▶ Stated task
Lines containing the word "multa" are to be located and copied.

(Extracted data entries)
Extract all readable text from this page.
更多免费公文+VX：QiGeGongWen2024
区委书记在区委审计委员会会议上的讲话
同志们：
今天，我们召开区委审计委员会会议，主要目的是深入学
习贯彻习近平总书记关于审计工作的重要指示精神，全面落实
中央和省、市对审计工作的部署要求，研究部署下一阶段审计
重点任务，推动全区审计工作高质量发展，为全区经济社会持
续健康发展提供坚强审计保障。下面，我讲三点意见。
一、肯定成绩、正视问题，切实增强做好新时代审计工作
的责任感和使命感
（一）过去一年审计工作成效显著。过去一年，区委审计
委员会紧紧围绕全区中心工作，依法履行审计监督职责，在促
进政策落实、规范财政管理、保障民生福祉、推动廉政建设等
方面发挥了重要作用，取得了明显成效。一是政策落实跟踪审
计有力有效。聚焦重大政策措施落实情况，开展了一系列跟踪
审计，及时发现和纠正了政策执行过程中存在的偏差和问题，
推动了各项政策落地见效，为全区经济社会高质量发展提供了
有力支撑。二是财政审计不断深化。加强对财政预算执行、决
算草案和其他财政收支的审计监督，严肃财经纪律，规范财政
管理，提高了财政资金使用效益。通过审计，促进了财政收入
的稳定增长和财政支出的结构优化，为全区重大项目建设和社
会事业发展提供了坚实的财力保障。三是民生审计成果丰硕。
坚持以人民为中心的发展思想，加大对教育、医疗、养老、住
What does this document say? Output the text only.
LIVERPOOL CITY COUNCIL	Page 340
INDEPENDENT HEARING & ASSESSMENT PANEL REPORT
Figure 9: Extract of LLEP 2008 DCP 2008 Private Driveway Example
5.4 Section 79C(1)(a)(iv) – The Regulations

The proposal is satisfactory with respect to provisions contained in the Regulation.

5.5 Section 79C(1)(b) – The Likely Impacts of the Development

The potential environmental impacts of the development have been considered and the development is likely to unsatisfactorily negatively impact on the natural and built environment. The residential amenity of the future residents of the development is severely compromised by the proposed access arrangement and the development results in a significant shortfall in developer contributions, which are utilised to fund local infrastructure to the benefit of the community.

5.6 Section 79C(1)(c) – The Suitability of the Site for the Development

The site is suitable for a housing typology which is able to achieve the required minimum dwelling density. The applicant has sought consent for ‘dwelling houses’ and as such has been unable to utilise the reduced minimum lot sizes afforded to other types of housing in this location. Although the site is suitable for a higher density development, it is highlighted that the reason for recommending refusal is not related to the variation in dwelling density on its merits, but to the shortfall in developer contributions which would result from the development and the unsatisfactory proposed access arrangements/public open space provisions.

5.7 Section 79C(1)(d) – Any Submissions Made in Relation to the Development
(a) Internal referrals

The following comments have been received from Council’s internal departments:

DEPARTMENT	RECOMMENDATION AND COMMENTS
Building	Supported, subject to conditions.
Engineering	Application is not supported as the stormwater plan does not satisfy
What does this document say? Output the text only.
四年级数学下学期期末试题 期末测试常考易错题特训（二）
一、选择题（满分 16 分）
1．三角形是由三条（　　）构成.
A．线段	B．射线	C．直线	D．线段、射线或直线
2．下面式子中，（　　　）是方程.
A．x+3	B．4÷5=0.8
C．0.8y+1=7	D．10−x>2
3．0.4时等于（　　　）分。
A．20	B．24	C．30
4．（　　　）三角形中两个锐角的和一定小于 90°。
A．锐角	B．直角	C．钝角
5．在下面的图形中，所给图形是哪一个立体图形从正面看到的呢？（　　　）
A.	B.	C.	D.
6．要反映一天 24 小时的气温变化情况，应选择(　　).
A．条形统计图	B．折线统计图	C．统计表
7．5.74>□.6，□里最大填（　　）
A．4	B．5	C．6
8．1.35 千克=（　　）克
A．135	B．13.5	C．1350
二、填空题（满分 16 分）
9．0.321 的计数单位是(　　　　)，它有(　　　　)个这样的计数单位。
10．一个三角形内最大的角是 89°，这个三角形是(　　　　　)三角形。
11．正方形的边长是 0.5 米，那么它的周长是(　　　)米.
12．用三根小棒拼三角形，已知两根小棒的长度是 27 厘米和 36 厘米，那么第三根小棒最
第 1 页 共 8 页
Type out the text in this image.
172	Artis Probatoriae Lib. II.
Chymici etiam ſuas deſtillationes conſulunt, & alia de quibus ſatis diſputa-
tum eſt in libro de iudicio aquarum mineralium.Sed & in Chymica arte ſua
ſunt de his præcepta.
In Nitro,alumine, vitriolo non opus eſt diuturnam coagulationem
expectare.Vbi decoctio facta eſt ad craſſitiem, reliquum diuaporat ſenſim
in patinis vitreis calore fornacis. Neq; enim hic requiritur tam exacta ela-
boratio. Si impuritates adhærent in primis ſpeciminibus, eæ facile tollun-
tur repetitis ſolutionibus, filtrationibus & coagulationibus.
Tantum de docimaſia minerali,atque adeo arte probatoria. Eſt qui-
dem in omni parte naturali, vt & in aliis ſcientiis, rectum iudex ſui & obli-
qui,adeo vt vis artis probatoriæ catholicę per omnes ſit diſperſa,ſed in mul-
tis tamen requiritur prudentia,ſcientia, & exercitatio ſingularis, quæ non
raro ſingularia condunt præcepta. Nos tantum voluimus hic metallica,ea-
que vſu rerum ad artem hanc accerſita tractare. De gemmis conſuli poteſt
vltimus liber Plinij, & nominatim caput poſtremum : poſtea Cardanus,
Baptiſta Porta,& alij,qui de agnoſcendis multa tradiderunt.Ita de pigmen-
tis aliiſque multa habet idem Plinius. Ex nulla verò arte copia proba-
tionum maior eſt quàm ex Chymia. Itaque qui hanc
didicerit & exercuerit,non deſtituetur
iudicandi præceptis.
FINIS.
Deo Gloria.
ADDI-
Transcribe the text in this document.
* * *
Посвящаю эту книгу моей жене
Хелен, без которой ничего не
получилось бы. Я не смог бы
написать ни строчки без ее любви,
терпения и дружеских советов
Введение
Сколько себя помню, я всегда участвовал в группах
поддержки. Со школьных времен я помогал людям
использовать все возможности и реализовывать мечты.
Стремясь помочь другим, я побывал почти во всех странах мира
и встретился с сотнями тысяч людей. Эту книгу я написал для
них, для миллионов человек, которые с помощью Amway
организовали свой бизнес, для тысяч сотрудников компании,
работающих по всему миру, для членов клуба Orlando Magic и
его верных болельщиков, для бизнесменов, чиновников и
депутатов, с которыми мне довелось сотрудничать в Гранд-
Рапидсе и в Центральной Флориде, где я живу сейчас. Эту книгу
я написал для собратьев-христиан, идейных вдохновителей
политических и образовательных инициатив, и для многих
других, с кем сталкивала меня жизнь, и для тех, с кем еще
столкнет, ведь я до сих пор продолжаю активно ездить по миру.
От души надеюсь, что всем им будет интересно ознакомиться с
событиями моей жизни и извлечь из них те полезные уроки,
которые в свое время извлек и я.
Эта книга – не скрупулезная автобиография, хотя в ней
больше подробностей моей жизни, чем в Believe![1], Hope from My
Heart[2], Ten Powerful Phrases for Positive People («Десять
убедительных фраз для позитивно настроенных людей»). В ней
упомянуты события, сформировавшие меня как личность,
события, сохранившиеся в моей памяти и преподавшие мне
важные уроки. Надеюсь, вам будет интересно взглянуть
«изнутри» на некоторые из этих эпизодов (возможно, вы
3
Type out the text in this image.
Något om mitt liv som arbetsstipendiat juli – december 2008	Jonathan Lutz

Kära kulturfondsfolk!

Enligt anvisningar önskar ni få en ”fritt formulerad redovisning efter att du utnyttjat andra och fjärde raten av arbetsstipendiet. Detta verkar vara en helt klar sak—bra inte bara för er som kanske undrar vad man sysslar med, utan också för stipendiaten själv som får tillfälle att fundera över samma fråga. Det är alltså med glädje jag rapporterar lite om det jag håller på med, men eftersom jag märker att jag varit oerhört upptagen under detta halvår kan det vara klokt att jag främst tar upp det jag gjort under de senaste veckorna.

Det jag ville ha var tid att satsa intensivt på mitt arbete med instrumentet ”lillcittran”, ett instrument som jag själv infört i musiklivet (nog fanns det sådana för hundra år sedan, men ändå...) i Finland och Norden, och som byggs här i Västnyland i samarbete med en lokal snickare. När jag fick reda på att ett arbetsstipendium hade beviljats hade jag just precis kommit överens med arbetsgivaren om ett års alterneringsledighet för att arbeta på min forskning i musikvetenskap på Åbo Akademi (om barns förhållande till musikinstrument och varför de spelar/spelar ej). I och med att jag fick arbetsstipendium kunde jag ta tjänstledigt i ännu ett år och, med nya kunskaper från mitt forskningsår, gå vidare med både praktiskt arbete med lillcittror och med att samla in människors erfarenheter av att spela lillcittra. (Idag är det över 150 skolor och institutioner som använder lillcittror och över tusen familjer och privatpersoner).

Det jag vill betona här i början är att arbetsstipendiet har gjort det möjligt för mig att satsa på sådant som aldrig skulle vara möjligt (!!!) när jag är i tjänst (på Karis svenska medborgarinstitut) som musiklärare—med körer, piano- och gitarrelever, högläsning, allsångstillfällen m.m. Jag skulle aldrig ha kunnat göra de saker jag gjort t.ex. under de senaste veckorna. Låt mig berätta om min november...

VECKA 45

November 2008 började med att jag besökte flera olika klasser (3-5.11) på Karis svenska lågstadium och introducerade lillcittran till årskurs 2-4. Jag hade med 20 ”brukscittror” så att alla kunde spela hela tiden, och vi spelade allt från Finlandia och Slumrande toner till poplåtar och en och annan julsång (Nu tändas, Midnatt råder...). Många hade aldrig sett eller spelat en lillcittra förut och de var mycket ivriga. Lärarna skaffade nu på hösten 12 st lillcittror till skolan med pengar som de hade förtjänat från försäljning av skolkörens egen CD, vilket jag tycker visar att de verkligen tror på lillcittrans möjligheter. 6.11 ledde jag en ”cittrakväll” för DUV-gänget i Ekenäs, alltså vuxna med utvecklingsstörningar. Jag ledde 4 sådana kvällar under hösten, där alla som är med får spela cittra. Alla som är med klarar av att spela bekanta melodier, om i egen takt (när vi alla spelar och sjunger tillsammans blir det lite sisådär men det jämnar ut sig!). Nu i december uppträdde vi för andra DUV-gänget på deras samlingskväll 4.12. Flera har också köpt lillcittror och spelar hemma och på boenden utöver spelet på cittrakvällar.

▶ The completed task
Baptiſta Porta,& alij,qui de agnoſcendis multa tradiderunt.Ita de pigmen-
tis aliiſque multa habet idem Plinius. Ex nulla verò arte copia proba-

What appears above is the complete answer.